**Set exercise**
Reproduce the part of the data that opens with the line containing "Enumerate the UI" and closes with the line containing "307, 285, 323]", swapping "Public group" for "Private group" and leaving everything else as it is. Give only those lines.

**Exercise input**

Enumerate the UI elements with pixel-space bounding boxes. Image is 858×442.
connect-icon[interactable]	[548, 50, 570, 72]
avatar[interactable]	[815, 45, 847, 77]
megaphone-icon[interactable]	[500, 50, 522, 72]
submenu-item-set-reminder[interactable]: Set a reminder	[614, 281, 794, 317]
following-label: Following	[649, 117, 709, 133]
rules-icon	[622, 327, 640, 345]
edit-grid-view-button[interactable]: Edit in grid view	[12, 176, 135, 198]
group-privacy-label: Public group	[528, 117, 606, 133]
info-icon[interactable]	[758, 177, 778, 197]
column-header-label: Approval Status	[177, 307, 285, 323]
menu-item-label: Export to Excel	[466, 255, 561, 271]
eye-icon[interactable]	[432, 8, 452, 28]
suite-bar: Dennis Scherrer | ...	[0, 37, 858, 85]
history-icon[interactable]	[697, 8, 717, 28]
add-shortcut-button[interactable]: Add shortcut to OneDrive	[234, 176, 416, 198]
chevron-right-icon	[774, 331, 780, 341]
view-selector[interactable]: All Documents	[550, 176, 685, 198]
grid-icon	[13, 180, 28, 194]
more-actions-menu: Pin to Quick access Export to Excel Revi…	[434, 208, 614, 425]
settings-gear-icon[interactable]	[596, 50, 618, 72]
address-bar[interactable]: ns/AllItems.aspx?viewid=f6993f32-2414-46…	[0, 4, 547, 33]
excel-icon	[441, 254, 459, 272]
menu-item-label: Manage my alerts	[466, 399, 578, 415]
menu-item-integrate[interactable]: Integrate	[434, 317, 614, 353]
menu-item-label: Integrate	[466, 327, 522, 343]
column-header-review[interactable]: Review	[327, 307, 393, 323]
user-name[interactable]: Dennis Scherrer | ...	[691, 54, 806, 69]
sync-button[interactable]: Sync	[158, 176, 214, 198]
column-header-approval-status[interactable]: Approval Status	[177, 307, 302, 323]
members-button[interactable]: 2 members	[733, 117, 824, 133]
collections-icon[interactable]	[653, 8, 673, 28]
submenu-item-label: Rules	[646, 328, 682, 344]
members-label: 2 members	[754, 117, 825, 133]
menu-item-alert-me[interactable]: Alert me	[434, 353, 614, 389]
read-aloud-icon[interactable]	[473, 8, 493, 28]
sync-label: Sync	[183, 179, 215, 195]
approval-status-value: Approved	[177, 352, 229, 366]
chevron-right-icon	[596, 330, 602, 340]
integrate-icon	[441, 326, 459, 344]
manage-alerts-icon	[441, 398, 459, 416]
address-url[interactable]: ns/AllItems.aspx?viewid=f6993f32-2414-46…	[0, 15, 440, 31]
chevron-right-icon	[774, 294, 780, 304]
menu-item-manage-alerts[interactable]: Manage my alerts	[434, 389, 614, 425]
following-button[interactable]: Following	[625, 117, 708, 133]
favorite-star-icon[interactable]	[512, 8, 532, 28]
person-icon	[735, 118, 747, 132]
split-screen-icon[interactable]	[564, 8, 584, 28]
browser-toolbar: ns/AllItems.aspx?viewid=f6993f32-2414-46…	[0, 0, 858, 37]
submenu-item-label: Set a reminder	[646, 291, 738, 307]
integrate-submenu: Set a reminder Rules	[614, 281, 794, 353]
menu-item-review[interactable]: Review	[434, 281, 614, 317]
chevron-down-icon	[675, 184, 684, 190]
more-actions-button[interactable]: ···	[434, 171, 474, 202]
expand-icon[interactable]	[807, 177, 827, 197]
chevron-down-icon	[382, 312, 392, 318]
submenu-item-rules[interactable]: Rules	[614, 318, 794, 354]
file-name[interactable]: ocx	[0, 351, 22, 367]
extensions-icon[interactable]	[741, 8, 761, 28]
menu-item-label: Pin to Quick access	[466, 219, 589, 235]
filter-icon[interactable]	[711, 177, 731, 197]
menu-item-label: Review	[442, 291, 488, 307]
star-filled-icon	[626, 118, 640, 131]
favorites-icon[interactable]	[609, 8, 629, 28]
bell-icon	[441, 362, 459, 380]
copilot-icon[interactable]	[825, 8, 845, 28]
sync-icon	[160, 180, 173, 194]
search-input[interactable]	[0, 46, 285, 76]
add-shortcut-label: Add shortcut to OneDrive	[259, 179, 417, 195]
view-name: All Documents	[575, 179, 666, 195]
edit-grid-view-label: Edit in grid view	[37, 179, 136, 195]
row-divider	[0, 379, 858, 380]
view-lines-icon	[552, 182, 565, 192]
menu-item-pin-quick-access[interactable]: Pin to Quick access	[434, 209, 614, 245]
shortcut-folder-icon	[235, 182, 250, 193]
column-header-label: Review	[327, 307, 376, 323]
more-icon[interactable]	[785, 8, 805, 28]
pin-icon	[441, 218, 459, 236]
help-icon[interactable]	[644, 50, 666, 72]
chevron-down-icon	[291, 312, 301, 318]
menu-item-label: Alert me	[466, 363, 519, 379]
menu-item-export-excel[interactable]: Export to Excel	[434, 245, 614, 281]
==
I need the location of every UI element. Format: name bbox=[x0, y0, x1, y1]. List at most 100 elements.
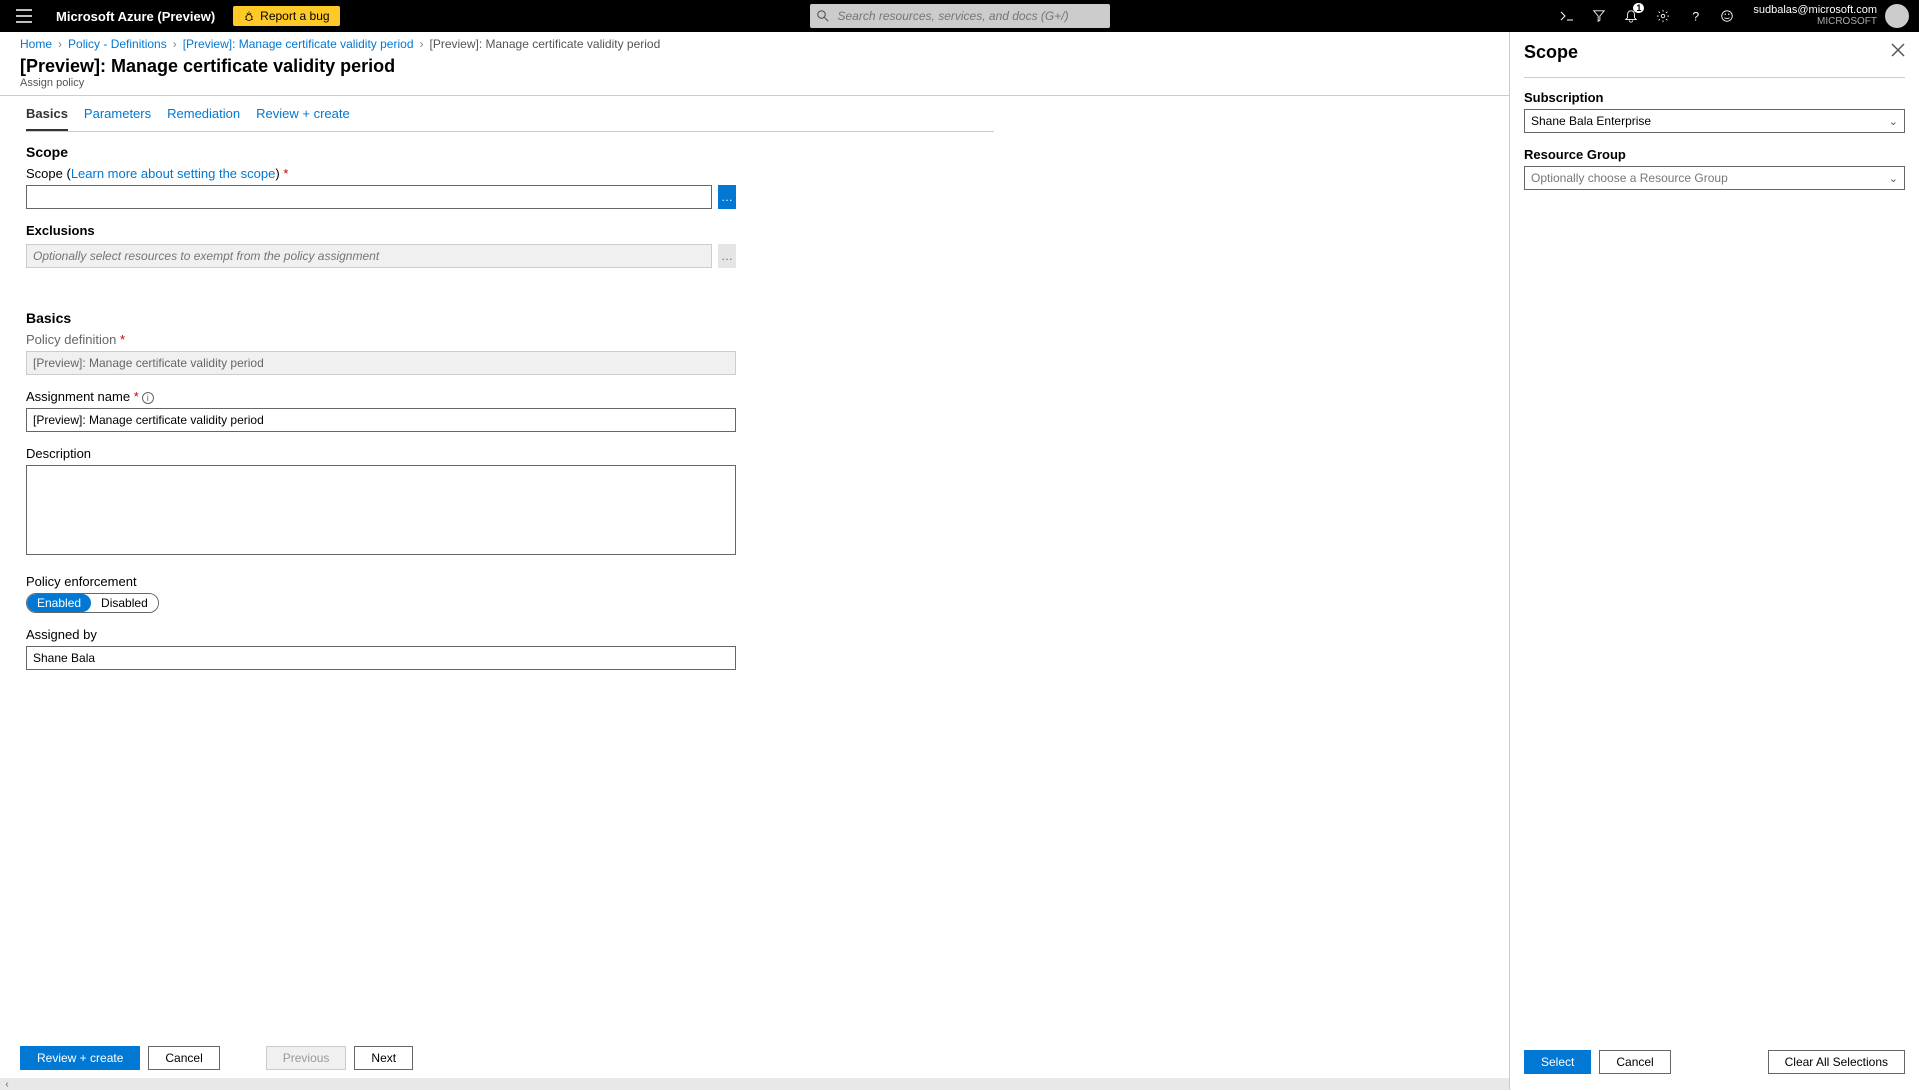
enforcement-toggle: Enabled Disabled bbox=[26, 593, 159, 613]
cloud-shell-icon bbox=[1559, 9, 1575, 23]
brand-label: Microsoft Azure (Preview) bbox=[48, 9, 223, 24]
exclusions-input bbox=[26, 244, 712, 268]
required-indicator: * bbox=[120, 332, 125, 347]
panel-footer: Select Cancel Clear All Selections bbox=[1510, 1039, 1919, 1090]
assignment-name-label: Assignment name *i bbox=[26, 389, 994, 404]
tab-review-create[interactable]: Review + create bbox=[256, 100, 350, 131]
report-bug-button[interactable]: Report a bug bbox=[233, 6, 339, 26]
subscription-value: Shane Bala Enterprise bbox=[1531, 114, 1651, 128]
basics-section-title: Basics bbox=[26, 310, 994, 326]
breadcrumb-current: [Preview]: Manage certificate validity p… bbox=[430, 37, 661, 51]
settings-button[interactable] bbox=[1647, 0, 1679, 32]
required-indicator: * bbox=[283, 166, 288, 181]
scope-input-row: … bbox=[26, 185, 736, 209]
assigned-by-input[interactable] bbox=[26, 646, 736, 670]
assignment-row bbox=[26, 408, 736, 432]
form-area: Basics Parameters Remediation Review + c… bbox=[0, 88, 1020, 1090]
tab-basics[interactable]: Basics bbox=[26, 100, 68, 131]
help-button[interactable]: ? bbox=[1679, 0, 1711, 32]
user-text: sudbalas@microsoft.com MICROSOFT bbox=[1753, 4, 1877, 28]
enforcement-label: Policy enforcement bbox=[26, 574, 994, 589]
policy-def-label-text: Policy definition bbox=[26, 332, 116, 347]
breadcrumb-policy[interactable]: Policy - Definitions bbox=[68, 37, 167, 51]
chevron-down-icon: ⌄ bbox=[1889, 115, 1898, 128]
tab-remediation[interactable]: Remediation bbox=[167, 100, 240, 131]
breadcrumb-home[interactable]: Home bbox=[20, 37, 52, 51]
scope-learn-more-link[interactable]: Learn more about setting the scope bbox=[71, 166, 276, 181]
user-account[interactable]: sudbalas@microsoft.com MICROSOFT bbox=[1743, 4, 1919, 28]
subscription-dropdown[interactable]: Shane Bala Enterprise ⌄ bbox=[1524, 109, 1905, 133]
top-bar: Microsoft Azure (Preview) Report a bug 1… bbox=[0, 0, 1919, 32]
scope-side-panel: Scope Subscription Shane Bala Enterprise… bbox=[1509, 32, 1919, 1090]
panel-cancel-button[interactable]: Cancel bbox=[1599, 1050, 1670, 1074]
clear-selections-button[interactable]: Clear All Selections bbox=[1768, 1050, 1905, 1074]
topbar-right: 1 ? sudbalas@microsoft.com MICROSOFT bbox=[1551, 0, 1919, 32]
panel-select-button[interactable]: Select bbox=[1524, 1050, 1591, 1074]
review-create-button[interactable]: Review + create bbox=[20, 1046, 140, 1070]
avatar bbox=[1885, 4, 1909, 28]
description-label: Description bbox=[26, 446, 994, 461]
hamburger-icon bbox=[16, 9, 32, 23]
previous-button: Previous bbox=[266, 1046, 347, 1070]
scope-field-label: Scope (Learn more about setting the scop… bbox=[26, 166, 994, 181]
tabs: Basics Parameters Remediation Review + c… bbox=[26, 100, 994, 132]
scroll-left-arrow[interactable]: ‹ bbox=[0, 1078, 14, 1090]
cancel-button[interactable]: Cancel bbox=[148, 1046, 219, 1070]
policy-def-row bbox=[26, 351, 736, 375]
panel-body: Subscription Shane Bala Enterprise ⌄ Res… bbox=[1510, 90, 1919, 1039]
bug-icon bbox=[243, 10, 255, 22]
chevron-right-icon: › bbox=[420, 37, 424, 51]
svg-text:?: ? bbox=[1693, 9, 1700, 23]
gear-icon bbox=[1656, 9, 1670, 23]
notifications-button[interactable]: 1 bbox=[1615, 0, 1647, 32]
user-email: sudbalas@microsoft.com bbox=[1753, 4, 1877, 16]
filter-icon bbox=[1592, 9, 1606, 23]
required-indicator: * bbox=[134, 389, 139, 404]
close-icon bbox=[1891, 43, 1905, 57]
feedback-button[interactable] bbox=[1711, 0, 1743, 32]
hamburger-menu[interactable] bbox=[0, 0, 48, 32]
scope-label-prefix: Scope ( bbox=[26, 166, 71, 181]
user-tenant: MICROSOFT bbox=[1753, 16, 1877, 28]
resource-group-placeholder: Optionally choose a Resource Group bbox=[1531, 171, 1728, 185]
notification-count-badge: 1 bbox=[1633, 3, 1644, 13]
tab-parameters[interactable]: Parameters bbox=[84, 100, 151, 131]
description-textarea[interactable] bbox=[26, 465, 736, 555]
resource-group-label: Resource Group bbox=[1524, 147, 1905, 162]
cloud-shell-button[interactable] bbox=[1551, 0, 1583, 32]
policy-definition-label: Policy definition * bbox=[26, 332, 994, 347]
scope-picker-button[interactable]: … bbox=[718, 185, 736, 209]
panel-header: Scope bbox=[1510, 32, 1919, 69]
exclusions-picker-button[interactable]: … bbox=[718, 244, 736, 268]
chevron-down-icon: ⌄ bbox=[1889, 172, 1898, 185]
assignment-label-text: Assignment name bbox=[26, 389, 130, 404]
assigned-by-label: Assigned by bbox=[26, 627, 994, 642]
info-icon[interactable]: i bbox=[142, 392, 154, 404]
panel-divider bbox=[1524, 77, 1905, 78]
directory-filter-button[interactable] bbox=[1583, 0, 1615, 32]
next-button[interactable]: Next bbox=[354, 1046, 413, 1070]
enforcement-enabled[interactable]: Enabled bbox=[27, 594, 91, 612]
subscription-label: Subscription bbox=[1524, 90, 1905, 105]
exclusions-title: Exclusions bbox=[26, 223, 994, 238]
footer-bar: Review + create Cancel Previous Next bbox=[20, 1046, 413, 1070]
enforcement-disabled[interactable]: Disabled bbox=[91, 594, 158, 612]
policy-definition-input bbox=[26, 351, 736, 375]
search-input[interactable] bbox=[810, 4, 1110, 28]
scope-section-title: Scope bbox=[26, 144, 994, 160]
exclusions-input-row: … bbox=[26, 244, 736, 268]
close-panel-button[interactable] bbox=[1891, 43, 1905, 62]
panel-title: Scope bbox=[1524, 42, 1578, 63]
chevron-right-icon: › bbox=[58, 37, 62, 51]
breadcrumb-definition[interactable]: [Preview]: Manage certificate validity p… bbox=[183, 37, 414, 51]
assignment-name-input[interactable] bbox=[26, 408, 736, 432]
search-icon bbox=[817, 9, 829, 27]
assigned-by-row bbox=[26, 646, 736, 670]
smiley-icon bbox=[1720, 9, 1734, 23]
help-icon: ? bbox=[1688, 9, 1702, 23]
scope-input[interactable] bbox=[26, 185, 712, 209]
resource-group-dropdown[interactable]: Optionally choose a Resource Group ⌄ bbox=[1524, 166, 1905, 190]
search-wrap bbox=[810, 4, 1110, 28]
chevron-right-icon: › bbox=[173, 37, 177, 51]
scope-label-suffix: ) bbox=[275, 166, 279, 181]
--
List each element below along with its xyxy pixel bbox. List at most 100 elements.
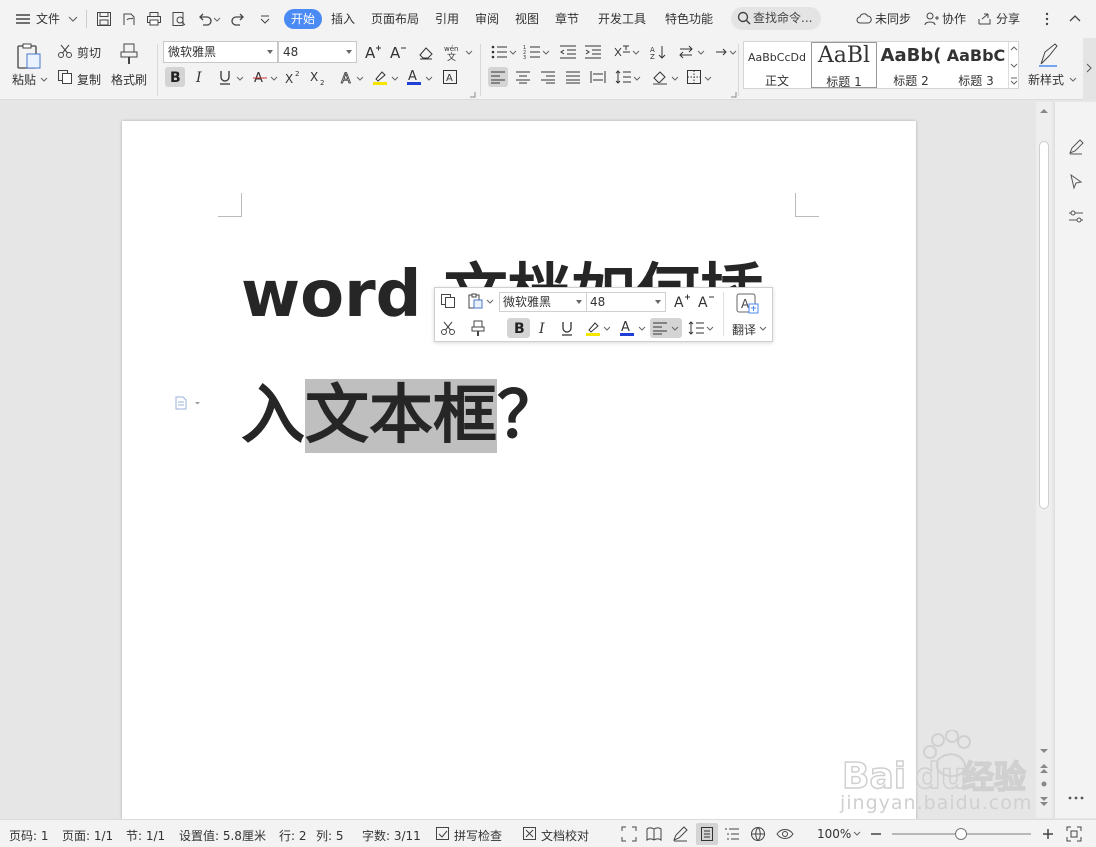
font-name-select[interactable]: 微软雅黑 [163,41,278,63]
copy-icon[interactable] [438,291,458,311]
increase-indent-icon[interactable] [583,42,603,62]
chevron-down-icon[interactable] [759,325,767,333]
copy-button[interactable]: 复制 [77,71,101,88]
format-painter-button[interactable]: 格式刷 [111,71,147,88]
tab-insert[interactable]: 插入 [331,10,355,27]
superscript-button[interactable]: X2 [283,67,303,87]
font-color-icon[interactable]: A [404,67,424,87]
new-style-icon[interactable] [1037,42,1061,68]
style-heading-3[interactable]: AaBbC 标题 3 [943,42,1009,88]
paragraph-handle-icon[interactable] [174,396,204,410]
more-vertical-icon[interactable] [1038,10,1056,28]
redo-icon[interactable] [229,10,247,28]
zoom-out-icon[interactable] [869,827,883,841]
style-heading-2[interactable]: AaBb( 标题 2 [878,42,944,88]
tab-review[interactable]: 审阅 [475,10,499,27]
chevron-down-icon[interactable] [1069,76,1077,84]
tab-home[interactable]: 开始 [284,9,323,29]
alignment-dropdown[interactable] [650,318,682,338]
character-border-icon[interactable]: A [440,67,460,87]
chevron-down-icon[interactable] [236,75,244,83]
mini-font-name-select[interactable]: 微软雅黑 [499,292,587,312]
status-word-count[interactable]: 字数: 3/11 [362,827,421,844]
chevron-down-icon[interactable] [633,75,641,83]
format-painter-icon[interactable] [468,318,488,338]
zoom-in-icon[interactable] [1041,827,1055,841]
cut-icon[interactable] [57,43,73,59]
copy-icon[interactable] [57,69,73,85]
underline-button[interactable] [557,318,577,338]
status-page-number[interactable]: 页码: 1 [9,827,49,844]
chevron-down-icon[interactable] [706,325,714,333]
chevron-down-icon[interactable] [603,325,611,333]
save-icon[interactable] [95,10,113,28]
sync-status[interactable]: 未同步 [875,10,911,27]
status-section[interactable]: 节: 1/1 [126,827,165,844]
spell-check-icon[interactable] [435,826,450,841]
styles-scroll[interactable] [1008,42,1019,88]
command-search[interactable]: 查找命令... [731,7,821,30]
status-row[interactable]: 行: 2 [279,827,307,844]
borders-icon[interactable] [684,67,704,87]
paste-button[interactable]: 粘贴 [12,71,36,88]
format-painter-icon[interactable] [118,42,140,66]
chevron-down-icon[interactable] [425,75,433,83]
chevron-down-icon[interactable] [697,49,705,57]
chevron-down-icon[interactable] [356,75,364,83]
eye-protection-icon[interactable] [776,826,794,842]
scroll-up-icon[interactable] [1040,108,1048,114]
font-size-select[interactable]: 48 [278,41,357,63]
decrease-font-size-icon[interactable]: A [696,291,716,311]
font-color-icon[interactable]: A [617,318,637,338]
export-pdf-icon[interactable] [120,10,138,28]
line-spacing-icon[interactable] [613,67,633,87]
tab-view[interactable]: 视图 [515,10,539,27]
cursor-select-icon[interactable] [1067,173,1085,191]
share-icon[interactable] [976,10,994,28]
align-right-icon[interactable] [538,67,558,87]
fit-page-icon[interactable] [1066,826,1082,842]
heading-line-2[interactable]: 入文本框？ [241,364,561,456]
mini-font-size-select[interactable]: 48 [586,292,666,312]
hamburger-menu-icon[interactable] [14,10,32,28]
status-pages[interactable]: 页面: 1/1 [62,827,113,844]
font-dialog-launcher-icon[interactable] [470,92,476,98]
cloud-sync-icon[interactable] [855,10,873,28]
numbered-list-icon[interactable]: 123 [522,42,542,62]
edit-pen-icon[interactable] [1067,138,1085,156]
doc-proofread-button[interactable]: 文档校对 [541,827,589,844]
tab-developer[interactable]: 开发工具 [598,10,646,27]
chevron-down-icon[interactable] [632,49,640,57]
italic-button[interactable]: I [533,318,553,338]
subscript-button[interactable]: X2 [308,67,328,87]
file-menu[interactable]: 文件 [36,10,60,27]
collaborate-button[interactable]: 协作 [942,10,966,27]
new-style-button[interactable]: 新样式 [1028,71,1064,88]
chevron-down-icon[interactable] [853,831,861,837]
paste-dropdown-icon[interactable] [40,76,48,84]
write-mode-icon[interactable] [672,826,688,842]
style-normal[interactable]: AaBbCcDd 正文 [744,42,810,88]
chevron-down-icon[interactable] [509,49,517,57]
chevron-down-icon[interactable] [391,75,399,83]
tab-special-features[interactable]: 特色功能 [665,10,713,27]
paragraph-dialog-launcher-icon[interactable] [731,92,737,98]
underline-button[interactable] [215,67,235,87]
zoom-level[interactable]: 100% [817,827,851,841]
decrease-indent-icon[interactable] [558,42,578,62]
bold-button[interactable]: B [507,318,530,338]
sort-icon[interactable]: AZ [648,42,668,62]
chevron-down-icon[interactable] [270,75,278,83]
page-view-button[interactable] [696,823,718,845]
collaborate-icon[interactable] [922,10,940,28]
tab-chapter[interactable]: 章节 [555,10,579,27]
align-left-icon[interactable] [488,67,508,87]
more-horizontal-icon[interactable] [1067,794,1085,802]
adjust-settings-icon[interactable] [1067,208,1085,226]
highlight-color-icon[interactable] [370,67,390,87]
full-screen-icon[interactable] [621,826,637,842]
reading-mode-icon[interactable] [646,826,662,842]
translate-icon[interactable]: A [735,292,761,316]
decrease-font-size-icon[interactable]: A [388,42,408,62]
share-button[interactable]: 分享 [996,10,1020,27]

**Task result**
Enumerate the UI elements with pixel-space bounding boxes. Image is 858×442.
connect-icon[interactable]	[548, 50, 570, 72]
avatar[interactable]	[815, 45, 847, 77]
megaphone-icon[interactable]	[500, 50, 522, 72]
submenu-item-set-reminder[interactable]: Set a reminder	[614, 281, 794, 317]
following-label: Following	[649, 117, 709, 133]
rules-icon	[622, 327, 640, 345]
edit-grid-view-button[interactable]: Edit in grid view	[12, 176, 135, 198]
group-privacy-label: Private group	[528, 117, 606, 133]
info-icon[interactable]	[758, 177, 778, 197]
column-header-label: Approval Status	[177, 307, 285, 323]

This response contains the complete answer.